Print every line of the records below verbatim, without changing any character.

(Spatial layout records)
▼
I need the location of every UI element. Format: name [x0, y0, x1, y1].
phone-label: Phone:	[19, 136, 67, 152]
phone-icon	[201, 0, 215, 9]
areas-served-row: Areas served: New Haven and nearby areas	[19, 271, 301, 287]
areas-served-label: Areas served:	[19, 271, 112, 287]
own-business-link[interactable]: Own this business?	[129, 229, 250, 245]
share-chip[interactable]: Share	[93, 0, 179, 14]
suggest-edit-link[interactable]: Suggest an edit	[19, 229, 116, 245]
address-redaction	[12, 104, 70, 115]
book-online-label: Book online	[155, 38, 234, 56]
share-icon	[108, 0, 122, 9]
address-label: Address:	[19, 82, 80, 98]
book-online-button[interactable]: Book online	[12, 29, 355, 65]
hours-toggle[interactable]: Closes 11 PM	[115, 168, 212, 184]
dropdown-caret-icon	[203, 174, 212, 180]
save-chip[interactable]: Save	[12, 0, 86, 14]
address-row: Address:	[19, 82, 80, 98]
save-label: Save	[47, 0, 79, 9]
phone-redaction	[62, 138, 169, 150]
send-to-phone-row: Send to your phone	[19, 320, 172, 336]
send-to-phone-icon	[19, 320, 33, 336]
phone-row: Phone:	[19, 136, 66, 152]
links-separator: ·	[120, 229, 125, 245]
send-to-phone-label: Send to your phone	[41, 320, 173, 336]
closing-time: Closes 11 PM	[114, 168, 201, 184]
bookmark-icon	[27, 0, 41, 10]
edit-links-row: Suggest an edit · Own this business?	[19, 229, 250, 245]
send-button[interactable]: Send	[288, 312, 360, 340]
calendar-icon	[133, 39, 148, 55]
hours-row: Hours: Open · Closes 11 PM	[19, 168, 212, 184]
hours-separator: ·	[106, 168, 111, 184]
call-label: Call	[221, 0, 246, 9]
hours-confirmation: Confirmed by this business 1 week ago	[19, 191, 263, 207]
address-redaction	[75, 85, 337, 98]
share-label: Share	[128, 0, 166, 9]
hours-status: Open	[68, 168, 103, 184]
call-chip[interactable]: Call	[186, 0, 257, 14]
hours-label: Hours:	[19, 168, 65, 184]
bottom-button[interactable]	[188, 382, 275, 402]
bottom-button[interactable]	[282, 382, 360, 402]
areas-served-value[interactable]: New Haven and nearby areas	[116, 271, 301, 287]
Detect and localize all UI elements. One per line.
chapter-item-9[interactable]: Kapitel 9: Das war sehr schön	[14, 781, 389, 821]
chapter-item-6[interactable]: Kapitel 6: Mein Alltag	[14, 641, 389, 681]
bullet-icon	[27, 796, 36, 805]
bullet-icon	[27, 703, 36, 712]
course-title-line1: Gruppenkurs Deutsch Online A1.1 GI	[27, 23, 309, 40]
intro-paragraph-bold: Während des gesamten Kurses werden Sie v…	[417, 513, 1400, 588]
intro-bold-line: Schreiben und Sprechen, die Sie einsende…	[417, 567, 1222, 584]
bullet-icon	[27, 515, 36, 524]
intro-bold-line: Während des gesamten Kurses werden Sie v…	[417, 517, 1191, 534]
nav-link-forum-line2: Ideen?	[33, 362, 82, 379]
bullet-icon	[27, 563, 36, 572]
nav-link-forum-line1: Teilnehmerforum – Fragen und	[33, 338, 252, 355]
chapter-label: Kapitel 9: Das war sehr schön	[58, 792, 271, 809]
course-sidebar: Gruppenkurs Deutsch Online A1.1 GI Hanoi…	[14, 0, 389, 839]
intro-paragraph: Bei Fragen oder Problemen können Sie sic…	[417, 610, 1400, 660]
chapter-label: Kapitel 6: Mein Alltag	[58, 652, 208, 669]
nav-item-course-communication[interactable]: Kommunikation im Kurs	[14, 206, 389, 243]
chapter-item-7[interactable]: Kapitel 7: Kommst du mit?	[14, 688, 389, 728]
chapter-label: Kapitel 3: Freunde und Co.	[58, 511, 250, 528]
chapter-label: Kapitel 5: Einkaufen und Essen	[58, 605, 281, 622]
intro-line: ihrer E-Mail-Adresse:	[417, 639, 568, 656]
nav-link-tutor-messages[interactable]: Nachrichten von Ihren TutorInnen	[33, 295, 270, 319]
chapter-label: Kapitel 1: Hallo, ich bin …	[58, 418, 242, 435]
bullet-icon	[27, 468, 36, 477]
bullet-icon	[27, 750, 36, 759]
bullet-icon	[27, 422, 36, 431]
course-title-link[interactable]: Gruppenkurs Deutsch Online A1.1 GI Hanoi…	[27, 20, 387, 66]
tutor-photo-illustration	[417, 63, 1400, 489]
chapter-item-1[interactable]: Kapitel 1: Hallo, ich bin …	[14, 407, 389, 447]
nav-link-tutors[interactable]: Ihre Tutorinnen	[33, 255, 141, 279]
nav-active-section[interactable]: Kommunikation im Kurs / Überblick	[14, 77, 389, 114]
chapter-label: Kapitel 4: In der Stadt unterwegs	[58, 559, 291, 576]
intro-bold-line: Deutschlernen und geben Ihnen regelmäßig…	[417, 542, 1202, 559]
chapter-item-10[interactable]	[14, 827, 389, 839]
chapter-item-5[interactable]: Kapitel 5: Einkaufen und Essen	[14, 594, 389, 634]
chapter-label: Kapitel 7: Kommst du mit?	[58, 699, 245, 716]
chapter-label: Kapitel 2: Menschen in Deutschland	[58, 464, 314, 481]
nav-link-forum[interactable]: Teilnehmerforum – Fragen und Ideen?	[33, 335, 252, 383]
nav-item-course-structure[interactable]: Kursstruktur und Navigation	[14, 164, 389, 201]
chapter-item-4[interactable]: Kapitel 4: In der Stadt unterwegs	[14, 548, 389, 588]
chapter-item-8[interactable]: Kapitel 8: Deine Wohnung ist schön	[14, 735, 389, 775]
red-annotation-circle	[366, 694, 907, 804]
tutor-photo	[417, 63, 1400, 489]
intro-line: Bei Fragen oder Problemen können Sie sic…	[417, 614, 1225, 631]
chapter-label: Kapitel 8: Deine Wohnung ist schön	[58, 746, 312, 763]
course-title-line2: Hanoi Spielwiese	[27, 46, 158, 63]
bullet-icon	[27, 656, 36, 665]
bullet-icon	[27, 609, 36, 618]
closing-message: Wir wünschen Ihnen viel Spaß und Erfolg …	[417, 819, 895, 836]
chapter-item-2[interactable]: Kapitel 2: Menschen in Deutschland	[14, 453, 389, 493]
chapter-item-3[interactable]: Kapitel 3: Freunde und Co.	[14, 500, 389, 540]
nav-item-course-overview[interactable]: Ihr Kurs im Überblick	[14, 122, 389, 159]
▲
### COMPLETED TASK
I need the location of every UI element. Format: name [x0, y0, x1, y1].
phone-label: Phone:	[19, 136, 67, 152]
phone-icon	[201, 0, 215, 9]
areas-served-row: Areas served: New Haven and nearby areas	[19, 271, 301, 287]
areas-served-label: Areas served:	[19, 271, 112, 287]
own-business-link[interactable]: Own this business?	[129, 229, 250, 245]
share-chip[interactable]: Share	[93, 0, 179, 14]
suggest-edit-link[interactable]: Suggest an edit	[19, 229, 116, 245]
address-redaction	[12, 104, 70, 115]
book-online-label: Book online	[155, 38, 234, 56]
share-icon	[108, 0, 122, 9]
address-label: Address:	[19, 82, 80, 98]
book-online-button[interactable]: Book online	[12, 29, 355, 65]
hours-toggle[interactable]: Closes 11 PM	[115, 168, 212, 184]
dropdown-caret-icon	[203, 174, 212, 180]
save-chip[interactable]: Save	[12, 0, 86, 14]
address-row: Address:	[19, 82, 80, 98]
save-label: Save	[47, 0, 79, 9]
phone-redaction	[62, 138, 169, 150]
send-to-phone-row: Send to your phone	[19, 320, 172, 336]
send-to-phone-icon	[19, 320, 33, 336]
phone-row: Phone:	[19, 136, 66, 152]
links-separator: ·	[120, 229, 125, 245]
send-to-phone-label: Send to your phone	[41, 320, 173, 336]
closing-time: Closes 11 PM	[114, 168, 201, 184]
bookmark-icon	[27, 0, 41, 10]
edit-links-row: Suggest an edit · Own this business?	[19, 229, 250, 245]
send-button[interactable]: Send	[288, 312, 360, 340]
calendar-icon	[133, 39, 148, 55]
hours-row: Hours: Open · Closes 11 PM	[19, 168, 212, 184]
hours-separator: ·	[106, 168, 111, 184]
call-label: Call	[221, 0, 246, 9]
hours-confirmation: Confirmed by this business 1 week ago	[19, 191, 263, 207]
address-redaction	[75, 85, 337, 98]
share-label: Share	[128, 0, 166, 9]
hours-status: Open	[68, 168, 103, 184]
call-chip[interactable]: Call	[186, 0, 257, 14]
hours-label: Hours:	[19, 168, 65, 184]
bottom-button[interactable]	[188, 382, 275, 402]
bottom-button[interactable]	[282, 382, 360, 402]
areas-served-value[interactable]: New Haven and nearby areas	[116, 271, 301, 287]
Detect and localize all UI elements. One per line.
chapter-item-9[interactable]: Kapitel 9: Das war sehr schön	[14, 781, 389, 821]
chapter-item-6[interactable]: Kapitel 6: Mein Alltag	[14, 641, 389, 681]
bullet-icon	[27, 796, 36, 805]
bullet-icon	[27, 703, 36, 712]
course-title-line1: Gruppenkurs Deutsch Online A1.1 GI	[27, 23, 309, 40]
intro-paragraph-bold: Während des gesamten Kurses werden Sie v…	[417, 513, 1400, 588]
intro-bold-line: Schreiben und Sprechen, die Sie einsende…	[417, 567, 1222, 584]
bullet-icon	[27, 515, 36, 524]
intro-bold-line: Während des gesamten Kurses werden Sie v…	[417, 517, 1191, 534]
nav-link-forum-line2: Ideen?	[33, 362, 82, 379]
bullet-icon	[27, 563, 36, 572]
nav-link-forum-line1: Teilnehmerforum – Fragen und	[33, 338, 252, 355]
chapter-label: Kapitel 9: Das war sehr schön	[58, 792, 271, 809]
course-sidebar: Gruppenkurs Deutsch Online A1.1 GI Hanoi…	[14, 0, 389, 839]
intro-paragraph: Bei Fragen oder Problemen können Sie sic…	[417, 610, 1400, 660]
chapter-label: Kapitel 6: Mein Alltag	[58, 652, 208, 669]
nav-item-course-communication[interactable]: Kommunikation im Kurs	[14, 206, 389, 243]
chapter-item-7[interactable]: Kapitel 7: Kommst du mit?	[14, 688, 389, 728]
chapter-label: Kapitel 3: Freunde und Co.	[58, 511, 250, 528]
chapter-label: Kapitel 5: Einkaufen und Essen	[58, 605, 281, 622]
intro-line: ihrer E-Mail-Adresse:	[417, 639, 568, 656]
nav-link-tutor-messages[interactable]: Nachrichten von Ihren TutorInnen	[33, 295, 270, 319]
chapter-label: Kapitel 1: Hallo, ich bin …	[58, 418, 242, 435]
bullet-icon	[27, 468, 36, 477]
bullet-icon	[27, 750, 36, 759]
bullet-icon	[27, 422, 36, 431]
course-title-link[interactable]: Gruppenkurs Deutsch Online A1.1 GI Hanoi…	[27, 20, 387, 66]
tutor-photo-illustration	[417, 63, 1400, 489]
chapter-item-1[interactable]: Kapitel 1: Hallo, ich bin …	[14, 407, 389, 447]
nav-link-tutors[interactable]: Ihre Tutorinnen	[33, 255, 141, 279]
nav-active-section[interactable]: Kommunikation im Kurs / Überblick	[14, 77, 389, 114]
chapter-label: Kapitel 4: In der Stadt unterwegs	[58, 559, 291, 576]
intro-bold-line: Deutschlernen und geben Ihnen regelmäßig…	[417, 542, 1202, 559]
chapter-item-10[interactable]	[14, 827, 389, 839]
chapter-item-5[interactable]: Kapitel 5: Einkaufen und Essen	[14, 594, 389, 634]
chapter-label: Kapitel 7: Kommst du mit?	[58, 699, 245, 716]
chapter-label: Kapitel 2: Menschen in Deutschland	[58, 464, 314, 481]
nav-link-forum[interactable]: Teilnehmerforum – Fragen und Ideen?	[33, 335, 252, 383]
nav-item-course-structure[interactable]: Kursstruktur und Navigation	[14, 164, 389, 201]
chapter-item-4[interactable]: Kapitel 4: In der Stadt unterwegs	[14, 548, 389, 588]
chapter-item-8[interactable]: Kapitel 8: Deine Wohnung ist schön	[14, 735, 389, 775]
red-annotation-circle	[366, 694, 907, 804]
tutor-photo	[417, 63, 1400, 489]
intro-line: Bei Fragen oder Problemen können Sie sic…	[417, 614, 1225, 631]
chapter-label: Kapitel 8: Deine Wohnung ist schön	[58, 746, 312, 763]
course-title-line2: Hanoi Spielwiese	[27, 46, 158, 63]
bullet-icon	[27, 656, 36, 665]
bullet-icon	[27, 609, 36, 618]
closing-message: Wir wünschen Ihnen viel Spaß und Erfolg …	[417, 819, 895, 836]
chapter-item-2[interactable]: Kapitel 2: Menschen in Deutschland	[14, 453, 389, 493]
chapter-item-3[interactable]: Kapitel 3: Freunde und Co.	[14, 500, 389, 540]
nav-item-course-overview[interactable]: Ihr Kurs im Überblick	[14, 122, 389, 159]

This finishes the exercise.